╭─ EXTRACTED DATA
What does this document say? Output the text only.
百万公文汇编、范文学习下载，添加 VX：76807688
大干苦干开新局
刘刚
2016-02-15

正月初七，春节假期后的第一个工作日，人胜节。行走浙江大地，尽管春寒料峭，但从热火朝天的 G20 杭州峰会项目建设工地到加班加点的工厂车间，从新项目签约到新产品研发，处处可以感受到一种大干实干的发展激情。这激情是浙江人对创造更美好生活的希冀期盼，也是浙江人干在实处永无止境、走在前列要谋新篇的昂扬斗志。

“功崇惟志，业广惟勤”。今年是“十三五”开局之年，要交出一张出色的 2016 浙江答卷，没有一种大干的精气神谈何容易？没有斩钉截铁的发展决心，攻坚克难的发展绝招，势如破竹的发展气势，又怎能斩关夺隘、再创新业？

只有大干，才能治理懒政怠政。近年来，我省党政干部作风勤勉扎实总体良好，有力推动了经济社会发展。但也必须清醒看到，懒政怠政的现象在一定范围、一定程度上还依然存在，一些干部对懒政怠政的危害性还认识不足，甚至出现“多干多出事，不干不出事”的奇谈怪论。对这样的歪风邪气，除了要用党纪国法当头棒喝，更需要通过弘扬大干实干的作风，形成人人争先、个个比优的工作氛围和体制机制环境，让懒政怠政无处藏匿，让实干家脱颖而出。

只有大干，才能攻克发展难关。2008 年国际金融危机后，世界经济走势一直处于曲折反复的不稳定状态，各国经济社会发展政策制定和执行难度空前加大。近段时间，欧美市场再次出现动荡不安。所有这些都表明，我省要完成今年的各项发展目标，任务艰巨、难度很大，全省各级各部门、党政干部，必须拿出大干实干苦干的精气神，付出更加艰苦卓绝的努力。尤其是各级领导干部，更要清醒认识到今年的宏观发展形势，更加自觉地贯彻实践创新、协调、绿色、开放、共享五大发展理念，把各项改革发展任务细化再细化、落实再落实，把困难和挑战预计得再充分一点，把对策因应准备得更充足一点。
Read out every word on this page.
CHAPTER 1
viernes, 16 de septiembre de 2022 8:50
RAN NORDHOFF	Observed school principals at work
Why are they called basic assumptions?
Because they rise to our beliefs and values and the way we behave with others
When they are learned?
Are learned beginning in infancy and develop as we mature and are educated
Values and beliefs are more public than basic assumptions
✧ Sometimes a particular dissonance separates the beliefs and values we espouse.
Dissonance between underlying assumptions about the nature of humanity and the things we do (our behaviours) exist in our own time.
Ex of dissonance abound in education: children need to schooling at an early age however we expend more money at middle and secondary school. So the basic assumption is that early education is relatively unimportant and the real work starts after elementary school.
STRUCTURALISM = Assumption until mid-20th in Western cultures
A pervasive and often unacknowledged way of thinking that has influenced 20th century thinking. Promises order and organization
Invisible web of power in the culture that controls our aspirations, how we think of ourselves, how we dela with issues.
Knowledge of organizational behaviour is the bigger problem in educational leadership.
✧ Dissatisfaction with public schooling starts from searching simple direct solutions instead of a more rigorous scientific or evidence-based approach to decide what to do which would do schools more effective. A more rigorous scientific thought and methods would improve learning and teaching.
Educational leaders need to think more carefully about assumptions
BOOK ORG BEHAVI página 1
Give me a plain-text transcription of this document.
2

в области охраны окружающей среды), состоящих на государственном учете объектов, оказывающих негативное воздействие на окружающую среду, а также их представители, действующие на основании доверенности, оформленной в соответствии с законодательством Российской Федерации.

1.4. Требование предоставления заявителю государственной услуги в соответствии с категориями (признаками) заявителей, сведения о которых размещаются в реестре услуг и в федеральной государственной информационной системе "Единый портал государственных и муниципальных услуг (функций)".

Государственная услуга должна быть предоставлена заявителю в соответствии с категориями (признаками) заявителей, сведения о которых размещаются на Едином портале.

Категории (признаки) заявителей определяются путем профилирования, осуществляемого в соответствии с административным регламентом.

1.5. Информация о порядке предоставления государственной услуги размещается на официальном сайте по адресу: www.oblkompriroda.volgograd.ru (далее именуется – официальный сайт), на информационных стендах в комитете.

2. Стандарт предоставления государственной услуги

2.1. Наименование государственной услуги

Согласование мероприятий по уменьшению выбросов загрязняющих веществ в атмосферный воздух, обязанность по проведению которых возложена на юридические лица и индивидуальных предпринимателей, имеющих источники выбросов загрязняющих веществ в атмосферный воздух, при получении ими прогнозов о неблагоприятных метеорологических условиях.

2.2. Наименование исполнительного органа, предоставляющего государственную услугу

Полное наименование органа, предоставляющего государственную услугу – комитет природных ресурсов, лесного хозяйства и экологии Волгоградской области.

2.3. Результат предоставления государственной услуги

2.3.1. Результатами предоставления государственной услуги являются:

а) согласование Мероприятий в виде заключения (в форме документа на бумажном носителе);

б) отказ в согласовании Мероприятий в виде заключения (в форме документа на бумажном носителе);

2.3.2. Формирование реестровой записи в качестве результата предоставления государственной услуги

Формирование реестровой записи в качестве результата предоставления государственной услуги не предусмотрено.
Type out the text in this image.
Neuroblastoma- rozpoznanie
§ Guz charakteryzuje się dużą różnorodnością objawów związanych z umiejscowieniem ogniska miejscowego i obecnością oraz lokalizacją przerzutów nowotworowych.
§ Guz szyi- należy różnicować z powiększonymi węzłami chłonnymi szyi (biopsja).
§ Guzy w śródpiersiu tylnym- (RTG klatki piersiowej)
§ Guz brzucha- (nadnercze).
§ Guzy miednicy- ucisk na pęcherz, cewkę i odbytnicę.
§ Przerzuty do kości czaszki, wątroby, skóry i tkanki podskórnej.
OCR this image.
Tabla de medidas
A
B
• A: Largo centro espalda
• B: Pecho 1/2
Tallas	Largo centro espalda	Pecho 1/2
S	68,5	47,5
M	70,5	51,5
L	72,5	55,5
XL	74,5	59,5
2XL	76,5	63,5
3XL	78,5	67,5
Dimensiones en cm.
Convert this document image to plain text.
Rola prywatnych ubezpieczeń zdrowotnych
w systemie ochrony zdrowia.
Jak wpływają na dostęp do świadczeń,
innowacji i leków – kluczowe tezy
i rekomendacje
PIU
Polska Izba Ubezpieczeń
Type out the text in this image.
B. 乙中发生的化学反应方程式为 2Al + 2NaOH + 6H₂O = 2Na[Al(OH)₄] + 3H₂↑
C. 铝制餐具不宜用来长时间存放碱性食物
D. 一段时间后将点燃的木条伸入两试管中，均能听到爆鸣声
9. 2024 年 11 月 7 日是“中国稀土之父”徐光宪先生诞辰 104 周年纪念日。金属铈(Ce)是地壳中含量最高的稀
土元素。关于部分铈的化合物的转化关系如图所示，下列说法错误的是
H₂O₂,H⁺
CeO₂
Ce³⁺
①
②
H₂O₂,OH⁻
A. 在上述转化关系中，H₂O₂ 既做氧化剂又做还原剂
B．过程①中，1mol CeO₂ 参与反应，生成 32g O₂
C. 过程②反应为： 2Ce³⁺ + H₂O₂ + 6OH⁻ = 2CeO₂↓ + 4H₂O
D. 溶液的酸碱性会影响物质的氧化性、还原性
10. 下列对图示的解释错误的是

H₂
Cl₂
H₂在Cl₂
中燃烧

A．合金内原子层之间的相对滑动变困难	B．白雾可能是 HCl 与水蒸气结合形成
╰─
-- DIRECTIVE --
Pull every line holding "work" out of the records.

-- EXERCISE RESULT --
RAN NORDHOFF	Observed school principals at work
Ex of dissonance abound in education: children need to schooling at an early age however we expend more money at middle and secondary school. So the basic assumption is that early education is relatively unimportant and the real work starts after elementary school.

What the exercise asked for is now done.